### Short task
Pick out each line in these entries that contains the string "JSON".

————————

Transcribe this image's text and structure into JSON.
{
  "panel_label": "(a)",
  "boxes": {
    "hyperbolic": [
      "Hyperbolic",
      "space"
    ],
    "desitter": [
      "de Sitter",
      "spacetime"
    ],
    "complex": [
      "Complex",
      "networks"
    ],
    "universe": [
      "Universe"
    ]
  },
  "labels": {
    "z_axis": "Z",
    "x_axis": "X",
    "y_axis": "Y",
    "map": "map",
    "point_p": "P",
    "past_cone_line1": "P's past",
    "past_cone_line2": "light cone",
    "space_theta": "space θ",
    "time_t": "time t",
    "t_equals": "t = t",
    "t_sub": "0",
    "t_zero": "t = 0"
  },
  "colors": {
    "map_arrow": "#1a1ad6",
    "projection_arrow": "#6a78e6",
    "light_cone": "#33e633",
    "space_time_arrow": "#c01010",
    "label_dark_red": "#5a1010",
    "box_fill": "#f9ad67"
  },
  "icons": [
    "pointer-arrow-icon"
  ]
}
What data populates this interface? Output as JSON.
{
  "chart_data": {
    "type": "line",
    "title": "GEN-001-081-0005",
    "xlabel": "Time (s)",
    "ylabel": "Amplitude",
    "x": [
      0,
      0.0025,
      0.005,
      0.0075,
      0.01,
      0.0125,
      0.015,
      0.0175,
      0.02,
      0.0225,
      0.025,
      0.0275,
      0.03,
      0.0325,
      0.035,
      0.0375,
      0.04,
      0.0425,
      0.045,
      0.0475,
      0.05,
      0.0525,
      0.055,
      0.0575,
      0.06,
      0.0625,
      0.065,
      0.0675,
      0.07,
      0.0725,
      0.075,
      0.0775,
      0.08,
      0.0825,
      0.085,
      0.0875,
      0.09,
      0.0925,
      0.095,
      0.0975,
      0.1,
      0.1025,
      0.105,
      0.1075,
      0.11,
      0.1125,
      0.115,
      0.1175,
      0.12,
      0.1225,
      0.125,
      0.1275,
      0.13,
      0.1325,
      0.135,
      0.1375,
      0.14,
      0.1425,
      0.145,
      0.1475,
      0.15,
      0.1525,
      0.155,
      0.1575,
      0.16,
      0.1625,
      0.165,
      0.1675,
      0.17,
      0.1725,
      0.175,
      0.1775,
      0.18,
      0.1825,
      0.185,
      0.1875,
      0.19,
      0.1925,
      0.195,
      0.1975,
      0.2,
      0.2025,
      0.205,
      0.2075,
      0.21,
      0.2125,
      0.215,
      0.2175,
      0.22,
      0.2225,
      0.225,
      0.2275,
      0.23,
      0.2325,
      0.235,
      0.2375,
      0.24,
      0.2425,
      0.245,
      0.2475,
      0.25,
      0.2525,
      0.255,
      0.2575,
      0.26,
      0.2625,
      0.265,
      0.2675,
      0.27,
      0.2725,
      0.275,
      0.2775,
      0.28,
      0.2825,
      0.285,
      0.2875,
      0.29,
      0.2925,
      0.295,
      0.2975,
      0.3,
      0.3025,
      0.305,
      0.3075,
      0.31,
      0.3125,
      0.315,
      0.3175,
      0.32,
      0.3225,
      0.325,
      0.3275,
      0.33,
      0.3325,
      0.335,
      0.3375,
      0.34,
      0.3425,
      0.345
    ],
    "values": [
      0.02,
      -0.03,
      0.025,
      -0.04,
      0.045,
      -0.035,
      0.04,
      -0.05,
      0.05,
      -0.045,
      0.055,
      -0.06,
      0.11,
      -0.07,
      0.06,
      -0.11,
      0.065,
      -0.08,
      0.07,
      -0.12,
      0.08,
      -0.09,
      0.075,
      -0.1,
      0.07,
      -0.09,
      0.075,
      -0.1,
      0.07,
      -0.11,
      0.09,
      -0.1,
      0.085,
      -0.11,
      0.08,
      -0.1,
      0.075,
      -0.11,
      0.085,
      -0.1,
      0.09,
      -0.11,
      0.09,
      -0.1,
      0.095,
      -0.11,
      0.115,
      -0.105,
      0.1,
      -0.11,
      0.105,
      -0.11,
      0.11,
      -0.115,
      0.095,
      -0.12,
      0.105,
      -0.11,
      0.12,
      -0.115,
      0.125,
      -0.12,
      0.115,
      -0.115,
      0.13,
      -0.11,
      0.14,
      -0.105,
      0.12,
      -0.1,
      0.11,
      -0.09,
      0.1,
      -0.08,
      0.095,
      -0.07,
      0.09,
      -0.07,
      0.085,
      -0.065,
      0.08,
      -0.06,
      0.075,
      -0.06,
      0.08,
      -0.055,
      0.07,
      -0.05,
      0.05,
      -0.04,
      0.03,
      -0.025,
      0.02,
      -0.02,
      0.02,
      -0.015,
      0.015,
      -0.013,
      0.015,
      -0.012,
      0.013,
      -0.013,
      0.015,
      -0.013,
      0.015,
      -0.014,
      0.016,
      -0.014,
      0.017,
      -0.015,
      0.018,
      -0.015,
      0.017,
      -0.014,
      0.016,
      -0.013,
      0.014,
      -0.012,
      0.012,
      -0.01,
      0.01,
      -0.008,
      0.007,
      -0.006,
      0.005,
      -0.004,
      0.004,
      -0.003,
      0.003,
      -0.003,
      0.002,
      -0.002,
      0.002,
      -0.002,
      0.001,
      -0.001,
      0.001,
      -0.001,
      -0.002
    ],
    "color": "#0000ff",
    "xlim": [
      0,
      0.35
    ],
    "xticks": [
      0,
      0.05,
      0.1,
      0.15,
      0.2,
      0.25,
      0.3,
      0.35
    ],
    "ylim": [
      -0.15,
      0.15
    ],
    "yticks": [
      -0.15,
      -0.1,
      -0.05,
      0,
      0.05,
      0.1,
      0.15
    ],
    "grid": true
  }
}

————————

### Complete output
Transcribe this image's text and structure into JSON.
What data populates this interface? Output as JSON.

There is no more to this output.